TASK REQUIREMENTS ::
Reproduce all of the data exactly, with no line skipped.

INPUT MATERIAL ::
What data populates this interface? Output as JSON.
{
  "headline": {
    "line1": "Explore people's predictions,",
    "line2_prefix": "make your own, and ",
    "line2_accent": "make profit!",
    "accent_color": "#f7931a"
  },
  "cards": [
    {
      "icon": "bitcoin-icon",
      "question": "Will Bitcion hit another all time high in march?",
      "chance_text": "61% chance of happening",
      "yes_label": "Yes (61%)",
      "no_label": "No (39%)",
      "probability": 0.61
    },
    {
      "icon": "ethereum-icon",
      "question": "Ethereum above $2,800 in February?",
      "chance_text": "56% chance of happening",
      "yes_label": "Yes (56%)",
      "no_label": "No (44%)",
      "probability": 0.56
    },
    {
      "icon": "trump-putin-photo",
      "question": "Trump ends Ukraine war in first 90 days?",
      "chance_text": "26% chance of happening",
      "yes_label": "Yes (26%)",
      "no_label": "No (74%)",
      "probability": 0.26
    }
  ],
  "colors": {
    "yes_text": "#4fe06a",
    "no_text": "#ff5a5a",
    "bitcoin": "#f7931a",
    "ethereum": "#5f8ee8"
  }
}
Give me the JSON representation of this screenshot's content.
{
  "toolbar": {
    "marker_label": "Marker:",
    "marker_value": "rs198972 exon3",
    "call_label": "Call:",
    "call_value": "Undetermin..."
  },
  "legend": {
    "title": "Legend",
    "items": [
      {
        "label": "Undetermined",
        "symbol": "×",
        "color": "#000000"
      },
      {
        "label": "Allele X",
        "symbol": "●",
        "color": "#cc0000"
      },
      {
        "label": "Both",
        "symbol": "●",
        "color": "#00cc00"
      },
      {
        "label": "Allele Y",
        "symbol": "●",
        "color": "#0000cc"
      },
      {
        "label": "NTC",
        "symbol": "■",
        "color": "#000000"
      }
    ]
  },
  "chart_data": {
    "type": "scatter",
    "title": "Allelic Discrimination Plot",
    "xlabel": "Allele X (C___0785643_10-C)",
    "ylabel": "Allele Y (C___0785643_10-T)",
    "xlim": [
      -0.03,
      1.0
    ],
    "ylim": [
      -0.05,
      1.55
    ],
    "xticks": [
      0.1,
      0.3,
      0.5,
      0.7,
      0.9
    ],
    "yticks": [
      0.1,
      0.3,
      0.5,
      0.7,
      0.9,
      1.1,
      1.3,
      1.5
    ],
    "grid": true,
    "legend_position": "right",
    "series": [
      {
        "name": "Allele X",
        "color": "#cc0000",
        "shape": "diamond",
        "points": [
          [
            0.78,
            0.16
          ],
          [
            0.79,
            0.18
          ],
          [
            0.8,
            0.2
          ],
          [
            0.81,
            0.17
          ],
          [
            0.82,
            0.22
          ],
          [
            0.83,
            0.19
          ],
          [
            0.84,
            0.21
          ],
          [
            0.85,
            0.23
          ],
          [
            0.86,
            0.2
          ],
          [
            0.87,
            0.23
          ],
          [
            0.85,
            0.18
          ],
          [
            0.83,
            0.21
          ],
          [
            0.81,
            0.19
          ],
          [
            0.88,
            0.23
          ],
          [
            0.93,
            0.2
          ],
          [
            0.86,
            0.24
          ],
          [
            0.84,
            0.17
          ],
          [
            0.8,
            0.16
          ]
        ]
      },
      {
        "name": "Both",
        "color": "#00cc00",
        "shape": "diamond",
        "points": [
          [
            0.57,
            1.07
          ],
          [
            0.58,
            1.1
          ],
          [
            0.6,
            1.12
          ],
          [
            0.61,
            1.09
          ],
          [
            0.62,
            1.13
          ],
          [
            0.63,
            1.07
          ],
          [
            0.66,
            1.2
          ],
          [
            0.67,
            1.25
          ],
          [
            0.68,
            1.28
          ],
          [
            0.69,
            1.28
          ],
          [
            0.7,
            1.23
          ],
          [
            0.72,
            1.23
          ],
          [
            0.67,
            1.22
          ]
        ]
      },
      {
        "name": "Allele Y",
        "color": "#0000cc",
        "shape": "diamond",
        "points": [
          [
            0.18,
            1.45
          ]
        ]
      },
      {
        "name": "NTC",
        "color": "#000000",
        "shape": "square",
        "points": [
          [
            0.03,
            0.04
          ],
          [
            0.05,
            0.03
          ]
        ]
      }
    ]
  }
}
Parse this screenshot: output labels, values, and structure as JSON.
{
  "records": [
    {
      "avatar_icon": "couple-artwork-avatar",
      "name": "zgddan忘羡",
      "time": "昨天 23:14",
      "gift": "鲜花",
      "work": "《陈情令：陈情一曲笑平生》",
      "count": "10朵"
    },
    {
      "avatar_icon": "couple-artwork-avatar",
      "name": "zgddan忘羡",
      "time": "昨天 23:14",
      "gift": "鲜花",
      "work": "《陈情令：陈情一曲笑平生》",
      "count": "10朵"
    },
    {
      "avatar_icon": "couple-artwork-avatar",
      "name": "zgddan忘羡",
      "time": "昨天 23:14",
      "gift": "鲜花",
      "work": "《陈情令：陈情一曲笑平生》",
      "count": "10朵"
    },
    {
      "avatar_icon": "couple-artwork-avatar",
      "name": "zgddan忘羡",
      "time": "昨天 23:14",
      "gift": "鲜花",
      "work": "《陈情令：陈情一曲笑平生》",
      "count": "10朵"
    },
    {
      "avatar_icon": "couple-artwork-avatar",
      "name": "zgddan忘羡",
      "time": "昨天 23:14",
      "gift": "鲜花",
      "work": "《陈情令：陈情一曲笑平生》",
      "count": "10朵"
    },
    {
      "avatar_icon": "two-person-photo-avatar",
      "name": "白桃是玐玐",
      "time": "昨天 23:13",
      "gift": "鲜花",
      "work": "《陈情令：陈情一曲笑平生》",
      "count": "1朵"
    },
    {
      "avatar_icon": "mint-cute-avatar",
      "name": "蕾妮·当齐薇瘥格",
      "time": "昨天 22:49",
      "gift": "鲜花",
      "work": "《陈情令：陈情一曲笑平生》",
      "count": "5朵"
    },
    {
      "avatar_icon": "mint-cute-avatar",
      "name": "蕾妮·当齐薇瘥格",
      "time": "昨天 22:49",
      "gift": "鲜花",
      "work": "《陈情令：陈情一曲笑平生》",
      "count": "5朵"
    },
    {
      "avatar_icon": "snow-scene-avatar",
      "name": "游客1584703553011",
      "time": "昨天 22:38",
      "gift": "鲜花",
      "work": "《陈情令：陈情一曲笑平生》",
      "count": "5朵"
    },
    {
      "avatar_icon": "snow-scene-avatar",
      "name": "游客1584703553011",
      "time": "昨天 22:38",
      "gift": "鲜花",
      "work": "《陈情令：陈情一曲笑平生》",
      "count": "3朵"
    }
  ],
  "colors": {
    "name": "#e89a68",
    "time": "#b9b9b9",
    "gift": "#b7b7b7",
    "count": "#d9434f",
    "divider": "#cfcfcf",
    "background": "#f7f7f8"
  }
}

RESPONSE TO THIS EXERCISE ::
What data populates this interface? Output as JSON.
{
  "headline": {
    "line1": "Explore people's predictions,",
    "line2_prefix": "make your own, and ",
    "line2_accent": "make profit!",
    "accent_color": "#f7931a"
  },
  "cards": [
    {
      "icon": "bitcoin-icon",
      "question": "Will Bitcion hit another all time high in march?",
      "chance_text": "61% chance of happening",
      "yes_label": "Yes (61%)",
      "no_label": "No (39%)",
      "probability": 0.61
    },
    {
      "icon": "ethereum-icon",
      "question": "Ethereum above $2,800 in February?",
      "chance_text": "56% chance of happening",
      "yes_label": "Yes (56%)",
      "no_label": "No (44%)",
      "probability": 0.56
    },
    {
      "icon": "trump-putin-photo",
      "question": "Trump ends Ukraine war in first 90 days?",
      "chance_text": "26% chance of happening",
      "yes_label": "Yes (26%)",
      "no_label": "No (74%)",
      "probability": 0.26
    }
  ],
  "colors": {
    "yes_text": "#4fe06a",
    "no_text": "#ff5a5a",
    "bitcoin": "#f7931a",
    "ethereum": "#5f8ee8"
  }
}
Give me the JSON representation of this screenshot's content.
{
  "toolbar": {
    "marker_label": "Marker:",
    "marker_value": "rs198972 exon3",
    "call_label": "Call:",
    "call_value": "Undetermin..."
  },
  "legend": {
    "title": "Legend",
    "items": [
      {
        "label": "Undetermined",
        "symbol": "×",
        "color": "#000000"
      },
      {
        "label": "Allele X",
        "symbol": "●",
        "color": "#cc0000"
      },
      {
        "label": "Both",
        "symbol": "●",
        "color": "#00cc00"
      },
      {
        "label": "Allele Y",
        "symbol": "●",
        "color": "#0000cc"
      },
      {
        "label": "NTC",
        "symbol": "■",
        "color": "#000000"
      }
    ]
  },
  "chart_data": {
    "type": "scatter",
    "title": "Allelic Discrimination Plot",
    "xlabel": "Allele X (C___0785643_10-C)",
    "ylabel": "Allele Y (C___0785643_10-T)",
    "xlim": [
      -0.03,
      1.0
    ],
    "ylim": [
      -0.05,
      1.55
    ],
    "xticks": [
      0.1,
      0.3,
      0.5,
      0.7,
      0.9
    ],
    "yticks": [
      0.1,
      0.3,
      0.5,
      0.7,
      0.9,
      1.1,
      1.3,
      1.5
    ],
    "grid": true,
    "legend_position": "right",
    "series": [
      {
        "name": "Allele X",
        "color": "#cc0000",
        "shape": "diamond",
        "points": [
          [
            0.78,
            0.16
          ],
          [
            0.79,
            0.18
          ],
          [
            0.8,
            0.2
          ],
          [
            0.81,
            0.17
          ],
          [
            0.82,
            0.22
          ],
          [
            0.83,
            0.19
          ],
          [
            0.84,
            0.21
          ],
          [
            0.85,
            0.23
          ],
          [
            0.86,
            0.2
          ],
          [
            0.87,
            0.23
          ],
          [
            0.85,
            0.18
          ],
          [
            0.83,
            0.21
          ],
          [
            0.81,
            0.19
          ],
          [
            0.88,
            0.23
          ],
          [
            0.93,
            0.2
          ],
          [
            0.86,
            0.24
          ],
          [
            0.84,
            0.17
          ],
          [
            0.8,
            0.16
          ]
        ]
      },
      {
        "name": "Both",
        "color": "#00cc00",
        "shape": "diamond",
        "points": [
          [
            0.57,
            1.07
          ],
          [
            0.58,
            1.1
          ],
          [
            0.6,
            1.12
          ],
          [
            0.61,
            1.09
          ],
          [
            0.62,
            1.13
          ],
          [
            0.63,
            1.07
          ],
          [
            0.66,
            1.2
          ],
          [
            0.67,
            1.25
          ],
          [
            0.68,
            1.28
          ],
          [
            0.69,
            1.28
          ],
          [
            0.7,
            1.23
          ],
          [
            0.72,
            1.23
          ],
          [
            0.67,
            1.22
          ]
        ]
      },
      {
        "name": "Allele Y",
        "color": "#0000cc",
        "shape": "diamond",
        "points": [
          [
            0.18,
            1.45
          ]
        ]
      },
      {
        "name": "NTC",
        "color": "#000000",
        "shape": "square",
        "points": [
          [
            0.03,
            0.04
          ],
          [
            0.05,
            0.03
          ]
        ]
      }
    ]
  }
}
Parse this screenshot: output labels, values, and structure as JSON.
{
  "records": [
    {
      "avatar_icon": "couple-artwork-avatar",
      "name": "zgddan忘羡",
      "time": "昨天 23:14",
      "gift": "鲜花",
      "work": "《陈情令：陈情一曲笑平生》",
      "count": "10朵"
    },
    {
      "avatar_icon": "couple-artwork-avatar",
      "name": "zgddan忘羡",
      "time": "昨天 23:14",
      "gift": "鲜花",
      "work": "《陈情令：陈情一曲笑平生》",
      "count": "10朵"
    },
    {
      "avatar_icon": "couple-artwork-avatar",
      "name": "zgddan忘羡",
      "time": "昨天 23:14",
      "gift": "鲜花",
      "work": "《陈情令：陈情一曲笑平生》",
      "count": "10朵"
    },
    {
      "avatar_icon": "couple-artwork-avatar",
      "name": "zgddan忘羡",
      "time": "昨天 23:14",
      "gift": "鲜花",
      "work": "《陈情令：陈情一曲笑平生》",
      "count": "10朵"
    },
    {
      "avatar_icon": "couple-artwork-avatar",
      "name": "zgddan忘羡",
      "time": "昨天 23:14",
      "gift": "鲜花",
      "work": "《陈情令：陈情一曲笑平生》",
      "count": "10朵"
    },
    {
      "avatar_icon": "two-person-photo-avatar",
      "name": "白桃是玐玐",
      "time": "昨天 23:13",
      "gift": "鲜花",
      "work": "《陈情令：陈情一曲笑平生》",
      "count": "1朵"
    },
    {
      "avatar_icon": "mint-cute-avatar",
      "name": "蕾妮·当齐薇瘥格",
      "time": "昨天 22:49",
      "gift": "鲜花",
      "work": "《陈情令：陈情一曲笑平生》",
      "count": "5朵"
    },
    {
      "avatar_icon": "mint-cute-avatar",
      "name": "蕾妮·当齐薇瘥格",
      "time": "昨天 22:49",
      "gift": "鲜花",
      "work": "《陈情令：陈情一曲笑平生》",
      "count": "5朵"
    },
    {
      "avatar_icon": "snow-scene-avatar",
      "name": "游客1584703553011",
      "time": "昨天 22:38",
      "gift": "鲜花",
      "work": "《陈情令：陈情一曲笑平生》",
      "count": "5朵"
    },
    {
      "avatar_icon": "snow-scene-avatar",
      "name": "游客1584703553011",
      "time": "昨天 22:38",
      "gift": "鲜花",
      "work": "《陈情令：陈情一曲笑平生》",
      "count": "3朵"
    }
  ],
  "colors": {
    "name": "#e89a68",
    "time": "#b9b9b9",
    "gift": "#b7b7b7",
    "count": "#d9434f",
    "divider": "#cfcfcf",
    "background": "#f7f7f8"
  }
}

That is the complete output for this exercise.